### Structured figure records
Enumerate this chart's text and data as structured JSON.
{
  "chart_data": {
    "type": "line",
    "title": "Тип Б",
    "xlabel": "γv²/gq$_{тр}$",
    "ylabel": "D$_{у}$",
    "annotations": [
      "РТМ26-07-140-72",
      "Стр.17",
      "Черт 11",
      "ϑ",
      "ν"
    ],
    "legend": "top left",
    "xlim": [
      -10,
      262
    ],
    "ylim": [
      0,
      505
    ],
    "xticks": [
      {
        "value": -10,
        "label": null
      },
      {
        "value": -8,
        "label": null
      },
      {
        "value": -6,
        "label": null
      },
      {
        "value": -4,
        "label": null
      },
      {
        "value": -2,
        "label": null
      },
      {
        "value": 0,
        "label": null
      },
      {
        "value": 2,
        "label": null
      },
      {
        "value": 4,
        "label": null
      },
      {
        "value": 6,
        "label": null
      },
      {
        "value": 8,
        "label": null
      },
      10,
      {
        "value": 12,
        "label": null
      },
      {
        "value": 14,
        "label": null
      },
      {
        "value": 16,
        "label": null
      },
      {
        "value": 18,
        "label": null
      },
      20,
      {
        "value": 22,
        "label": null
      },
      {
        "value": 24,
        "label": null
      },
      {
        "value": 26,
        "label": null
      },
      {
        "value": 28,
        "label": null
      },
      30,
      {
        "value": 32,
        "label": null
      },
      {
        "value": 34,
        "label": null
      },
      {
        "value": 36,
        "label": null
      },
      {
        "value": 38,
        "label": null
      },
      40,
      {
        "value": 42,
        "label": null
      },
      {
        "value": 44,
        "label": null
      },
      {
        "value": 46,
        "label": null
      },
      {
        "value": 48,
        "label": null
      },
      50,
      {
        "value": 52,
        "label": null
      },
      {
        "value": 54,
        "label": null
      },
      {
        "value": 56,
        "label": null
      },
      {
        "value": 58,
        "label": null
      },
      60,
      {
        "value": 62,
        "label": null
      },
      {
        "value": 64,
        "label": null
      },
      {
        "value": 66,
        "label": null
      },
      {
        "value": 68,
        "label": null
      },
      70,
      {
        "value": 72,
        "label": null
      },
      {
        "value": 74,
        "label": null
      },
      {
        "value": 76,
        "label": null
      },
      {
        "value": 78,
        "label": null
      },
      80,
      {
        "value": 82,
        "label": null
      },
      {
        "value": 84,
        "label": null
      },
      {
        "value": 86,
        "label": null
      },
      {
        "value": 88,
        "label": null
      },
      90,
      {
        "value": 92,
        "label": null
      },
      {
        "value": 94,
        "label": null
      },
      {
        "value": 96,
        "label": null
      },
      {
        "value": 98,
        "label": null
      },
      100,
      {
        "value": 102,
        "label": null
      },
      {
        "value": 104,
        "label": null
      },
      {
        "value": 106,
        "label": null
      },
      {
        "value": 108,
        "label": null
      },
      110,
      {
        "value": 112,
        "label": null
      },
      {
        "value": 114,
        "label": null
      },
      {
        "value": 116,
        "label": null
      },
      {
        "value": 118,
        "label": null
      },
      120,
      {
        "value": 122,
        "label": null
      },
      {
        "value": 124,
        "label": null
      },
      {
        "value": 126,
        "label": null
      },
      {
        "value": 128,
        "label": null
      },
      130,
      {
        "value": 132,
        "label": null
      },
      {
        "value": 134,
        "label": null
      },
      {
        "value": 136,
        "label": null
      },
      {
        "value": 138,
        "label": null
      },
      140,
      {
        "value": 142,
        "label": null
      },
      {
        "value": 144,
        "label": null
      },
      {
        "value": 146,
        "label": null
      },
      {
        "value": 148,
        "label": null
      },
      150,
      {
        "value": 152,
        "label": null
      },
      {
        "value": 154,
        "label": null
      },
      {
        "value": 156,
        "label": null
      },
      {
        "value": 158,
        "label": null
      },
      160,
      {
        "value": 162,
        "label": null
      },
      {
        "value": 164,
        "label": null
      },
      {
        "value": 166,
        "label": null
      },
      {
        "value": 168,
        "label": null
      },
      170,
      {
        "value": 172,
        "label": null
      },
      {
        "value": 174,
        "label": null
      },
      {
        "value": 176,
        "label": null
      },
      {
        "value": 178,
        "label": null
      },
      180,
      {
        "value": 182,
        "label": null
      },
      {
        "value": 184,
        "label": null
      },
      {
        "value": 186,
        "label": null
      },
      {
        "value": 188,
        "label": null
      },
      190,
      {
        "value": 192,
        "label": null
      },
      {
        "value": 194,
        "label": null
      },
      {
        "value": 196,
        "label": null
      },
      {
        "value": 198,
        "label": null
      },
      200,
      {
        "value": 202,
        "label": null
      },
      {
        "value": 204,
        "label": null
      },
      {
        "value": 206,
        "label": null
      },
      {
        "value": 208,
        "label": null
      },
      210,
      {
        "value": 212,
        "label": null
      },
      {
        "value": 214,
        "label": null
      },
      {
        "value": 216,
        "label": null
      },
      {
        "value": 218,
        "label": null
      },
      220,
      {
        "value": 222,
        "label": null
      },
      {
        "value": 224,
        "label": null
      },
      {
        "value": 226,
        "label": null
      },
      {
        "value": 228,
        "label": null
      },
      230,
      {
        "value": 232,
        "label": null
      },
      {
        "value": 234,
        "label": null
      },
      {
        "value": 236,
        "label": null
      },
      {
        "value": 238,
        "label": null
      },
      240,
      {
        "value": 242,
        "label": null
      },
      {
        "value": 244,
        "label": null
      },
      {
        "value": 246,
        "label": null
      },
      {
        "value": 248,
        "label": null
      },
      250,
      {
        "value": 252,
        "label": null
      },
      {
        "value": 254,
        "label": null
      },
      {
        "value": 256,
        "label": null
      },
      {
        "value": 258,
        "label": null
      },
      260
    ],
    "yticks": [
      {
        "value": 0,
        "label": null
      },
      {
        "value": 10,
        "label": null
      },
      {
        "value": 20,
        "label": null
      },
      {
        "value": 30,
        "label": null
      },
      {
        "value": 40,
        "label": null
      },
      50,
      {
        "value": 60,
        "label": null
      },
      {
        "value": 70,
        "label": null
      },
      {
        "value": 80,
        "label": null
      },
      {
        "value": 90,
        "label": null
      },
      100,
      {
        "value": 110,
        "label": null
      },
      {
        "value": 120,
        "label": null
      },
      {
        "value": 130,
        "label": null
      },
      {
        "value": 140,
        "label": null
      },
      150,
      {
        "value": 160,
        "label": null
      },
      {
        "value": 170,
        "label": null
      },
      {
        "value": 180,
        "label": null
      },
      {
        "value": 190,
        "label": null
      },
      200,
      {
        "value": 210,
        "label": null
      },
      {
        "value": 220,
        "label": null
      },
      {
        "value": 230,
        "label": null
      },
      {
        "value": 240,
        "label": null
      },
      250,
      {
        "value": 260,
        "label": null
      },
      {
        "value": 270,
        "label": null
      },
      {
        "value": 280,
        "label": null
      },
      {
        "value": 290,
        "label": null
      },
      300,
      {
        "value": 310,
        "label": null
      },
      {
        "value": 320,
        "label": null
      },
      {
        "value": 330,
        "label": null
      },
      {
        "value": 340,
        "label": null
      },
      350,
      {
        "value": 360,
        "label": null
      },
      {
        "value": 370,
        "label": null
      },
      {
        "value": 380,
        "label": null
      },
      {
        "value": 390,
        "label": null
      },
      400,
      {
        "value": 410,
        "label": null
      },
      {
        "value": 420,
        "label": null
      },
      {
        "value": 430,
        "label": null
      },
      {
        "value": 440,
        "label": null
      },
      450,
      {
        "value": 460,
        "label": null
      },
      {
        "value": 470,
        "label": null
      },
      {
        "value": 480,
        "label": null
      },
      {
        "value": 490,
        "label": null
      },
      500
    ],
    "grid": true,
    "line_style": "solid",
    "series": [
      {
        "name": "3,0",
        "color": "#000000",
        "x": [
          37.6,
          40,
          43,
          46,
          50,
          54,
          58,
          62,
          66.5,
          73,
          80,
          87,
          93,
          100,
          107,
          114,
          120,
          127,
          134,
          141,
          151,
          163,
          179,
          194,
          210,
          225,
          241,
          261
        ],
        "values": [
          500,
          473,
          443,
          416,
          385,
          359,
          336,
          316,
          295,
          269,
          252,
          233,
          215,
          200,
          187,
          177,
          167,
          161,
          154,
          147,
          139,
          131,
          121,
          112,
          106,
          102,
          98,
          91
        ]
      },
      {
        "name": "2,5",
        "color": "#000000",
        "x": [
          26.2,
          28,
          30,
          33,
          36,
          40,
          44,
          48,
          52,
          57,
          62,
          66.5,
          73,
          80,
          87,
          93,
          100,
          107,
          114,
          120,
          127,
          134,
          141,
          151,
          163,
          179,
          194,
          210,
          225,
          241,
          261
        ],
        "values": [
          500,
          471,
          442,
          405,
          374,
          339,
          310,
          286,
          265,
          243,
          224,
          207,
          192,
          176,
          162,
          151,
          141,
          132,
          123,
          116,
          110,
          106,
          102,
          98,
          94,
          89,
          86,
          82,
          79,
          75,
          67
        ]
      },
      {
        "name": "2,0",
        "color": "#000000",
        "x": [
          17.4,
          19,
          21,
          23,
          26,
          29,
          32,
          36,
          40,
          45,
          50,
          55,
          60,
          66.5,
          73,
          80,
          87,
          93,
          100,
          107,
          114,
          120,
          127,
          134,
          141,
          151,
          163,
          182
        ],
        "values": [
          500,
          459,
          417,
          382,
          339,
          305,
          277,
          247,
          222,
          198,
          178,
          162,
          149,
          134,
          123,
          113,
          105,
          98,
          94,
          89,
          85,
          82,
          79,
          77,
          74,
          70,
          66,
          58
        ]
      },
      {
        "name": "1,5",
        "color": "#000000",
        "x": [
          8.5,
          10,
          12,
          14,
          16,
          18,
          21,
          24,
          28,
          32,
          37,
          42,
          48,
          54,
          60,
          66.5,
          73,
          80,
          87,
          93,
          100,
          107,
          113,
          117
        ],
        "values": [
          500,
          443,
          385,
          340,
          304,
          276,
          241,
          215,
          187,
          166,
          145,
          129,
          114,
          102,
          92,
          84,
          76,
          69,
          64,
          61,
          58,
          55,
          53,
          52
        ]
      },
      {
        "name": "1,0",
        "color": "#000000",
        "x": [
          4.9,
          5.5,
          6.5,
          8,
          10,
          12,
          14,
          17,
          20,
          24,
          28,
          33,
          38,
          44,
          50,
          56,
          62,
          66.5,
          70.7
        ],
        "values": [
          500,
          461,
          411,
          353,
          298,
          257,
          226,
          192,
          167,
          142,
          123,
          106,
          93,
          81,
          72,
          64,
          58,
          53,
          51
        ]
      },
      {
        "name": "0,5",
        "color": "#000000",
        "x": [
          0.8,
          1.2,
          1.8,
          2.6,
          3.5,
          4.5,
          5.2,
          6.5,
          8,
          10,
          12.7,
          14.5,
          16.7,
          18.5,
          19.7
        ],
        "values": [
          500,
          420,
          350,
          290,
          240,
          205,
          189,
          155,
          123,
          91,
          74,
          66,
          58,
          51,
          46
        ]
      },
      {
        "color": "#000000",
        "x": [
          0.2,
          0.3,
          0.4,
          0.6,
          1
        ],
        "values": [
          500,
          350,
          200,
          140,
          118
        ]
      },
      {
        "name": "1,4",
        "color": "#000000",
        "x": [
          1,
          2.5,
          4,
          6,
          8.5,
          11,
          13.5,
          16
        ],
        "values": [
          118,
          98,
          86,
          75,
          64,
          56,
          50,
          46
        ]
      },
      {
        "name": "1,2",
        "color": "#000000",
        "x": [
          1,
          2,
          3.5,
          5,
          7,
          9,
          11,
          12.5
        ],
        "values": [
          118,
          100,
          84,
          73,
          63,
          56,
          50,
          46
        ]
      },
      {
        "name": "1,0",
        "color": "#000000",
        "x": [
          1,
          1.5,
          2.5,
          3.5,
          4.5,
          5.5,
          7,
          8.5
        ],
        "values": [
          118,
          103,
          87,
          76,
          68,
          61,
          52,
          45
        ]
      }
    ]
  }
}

### EXERCISE REQUIREMENTS
In the entries above, identify each line that includes the string "name", then copy it.

### COMPLETED EXERCISE
        "name": "3,0",
        "name": "2,5",
        "name": "2,0",
        "name": "1,5",
        "name": "1,0",
        "name": "0,5",
        "name": "1,4",
        "name": "1,2",
        "name": "1,0",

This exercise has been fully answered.